**What is required:**
Skip every image and restate the data word for word.

**Data shown:**
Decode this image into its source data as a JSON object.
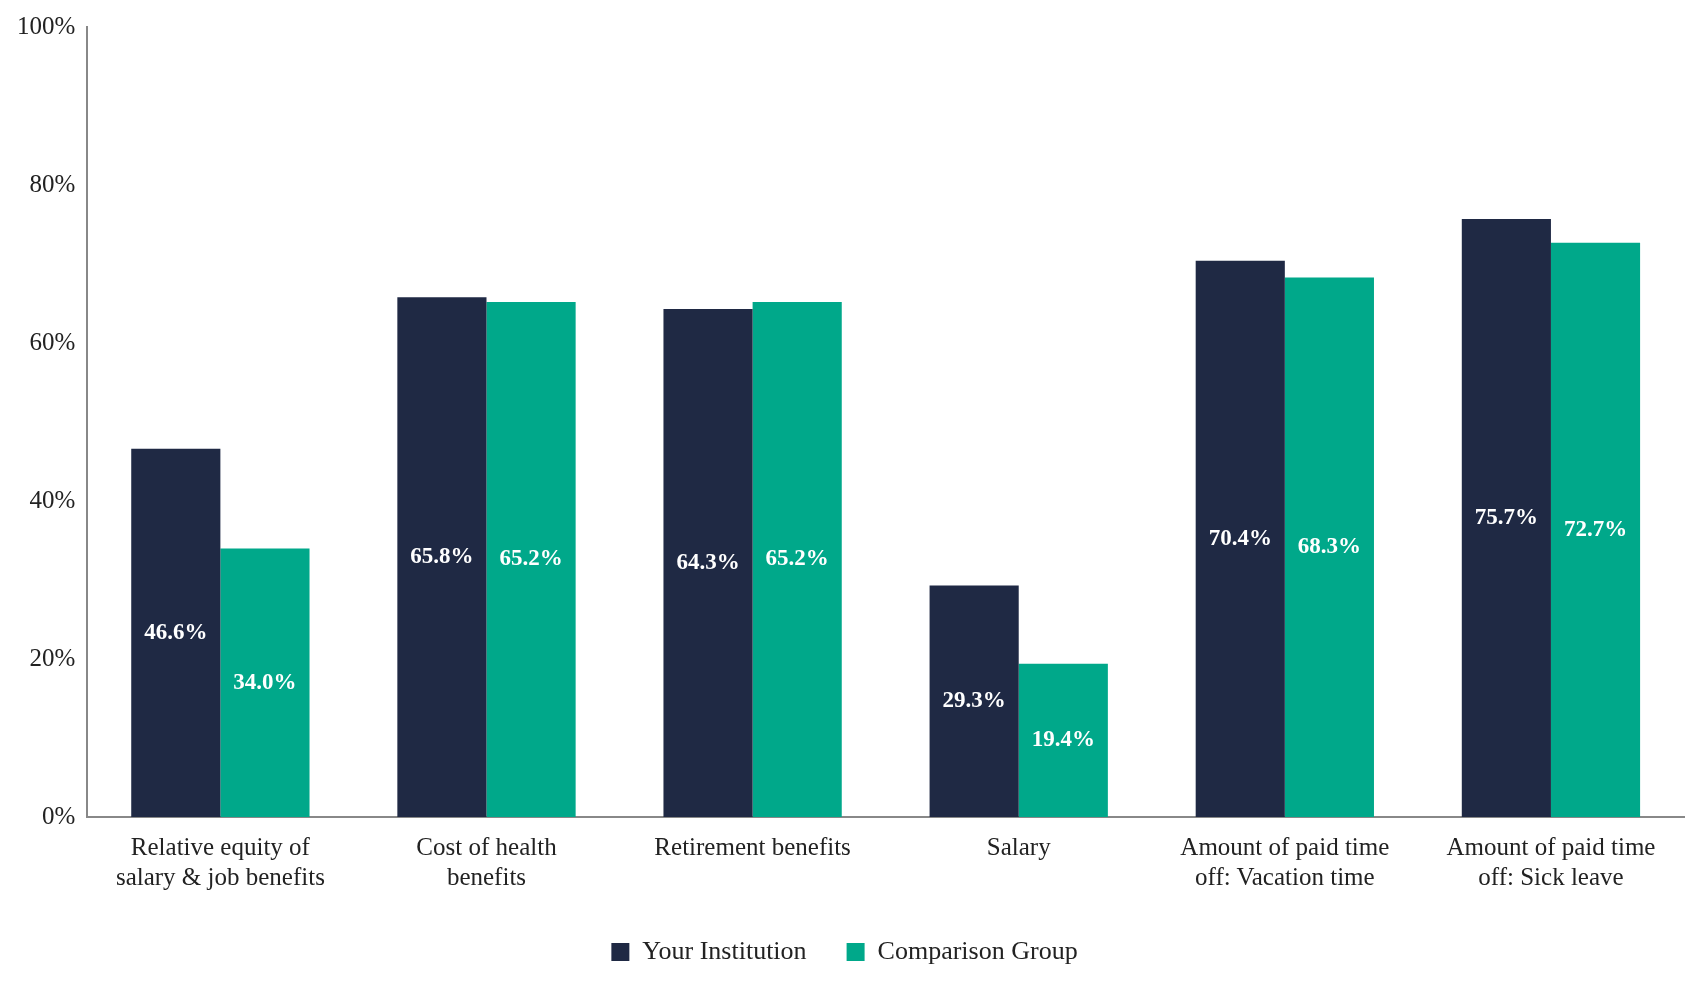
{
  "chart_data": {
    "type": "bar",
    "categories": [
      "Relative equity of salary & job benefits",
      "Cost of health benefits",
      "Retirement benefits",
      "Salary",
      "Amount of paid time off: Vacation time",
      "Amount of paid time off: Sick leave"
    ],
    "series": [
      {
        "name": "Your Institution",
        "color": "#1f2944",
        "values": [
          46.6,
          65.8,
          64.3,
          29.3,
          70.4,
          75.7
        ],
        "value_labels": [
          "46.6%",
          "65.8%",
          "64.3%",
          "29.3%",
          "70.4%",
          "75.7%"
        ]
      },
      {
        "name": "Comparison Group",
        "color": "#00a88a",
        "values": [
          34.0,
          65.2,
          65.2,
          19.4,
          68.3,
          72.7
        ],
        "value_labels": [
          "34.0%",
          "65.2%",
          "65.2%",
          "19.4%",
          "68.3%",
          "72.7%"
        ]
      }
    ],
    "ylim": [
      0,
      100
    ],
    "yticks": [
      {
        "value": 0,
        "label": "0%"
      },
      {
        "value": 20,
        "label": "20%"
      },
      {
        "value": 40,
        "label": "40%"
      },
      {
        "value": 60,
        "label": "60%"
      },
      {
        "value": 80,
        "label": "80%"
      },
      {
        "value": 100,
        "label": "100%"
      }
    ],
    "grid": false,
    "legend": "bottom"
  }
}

**Exercise result:**
Decode this image into its source data as a JSON object.
{
  "chart_data": {
    "type": "bar",
    "categories": [
      "Relative equity of salary & job benefits",
      "Cost of health benefits",
      "Retirement benefits",
      "Salary",
      "Amount of paid time off: Vacation time",
      "Amount of paid time off: Sick leave"
    ],
    "series": [
      {
        "name": "Your Institution",
        "color": "#1f2944",
        "values": [
          46.6,
          65.8,
          64.3,
          29.3,
          70.4,
          75.7
        ],
        "value_labels": [
          "46.6%",
          "65.8%",
          "64.3%",
          "29.3%",
          "70.4%",
          "75.7%"
        ]
      },
      {
        "name": "Comparison Group",
        "color": "#00a88a",
        "values": [
          34.0,
          65.2,
          65.2,
          19.4,
          68.3,
          72.7
        ],
        "value_labels": [
          "34.0%",
          "65.2%",
          "65.2%",
          "19.4%",
          "68.3%",
          "72.7%"
        ]
      }
    ],
    "ylim": [
      0,
      100
    ],
    "yticks": [
      {
        "value": 0,
        "label": "0%"
      },
      {
        "value": 20,
        "label": "20%"
      },
      {
        "value": 40,
        "label": "40%"
      },
      {
        "value": 60,
        "label": "60%"
      },
      {
        "value": 80,
        "label": "80%"
      },
      {
        "value": 100,
        "label": "100%"
      }
    ],
    "grid": false,
    "legend": "bottom"
  }
}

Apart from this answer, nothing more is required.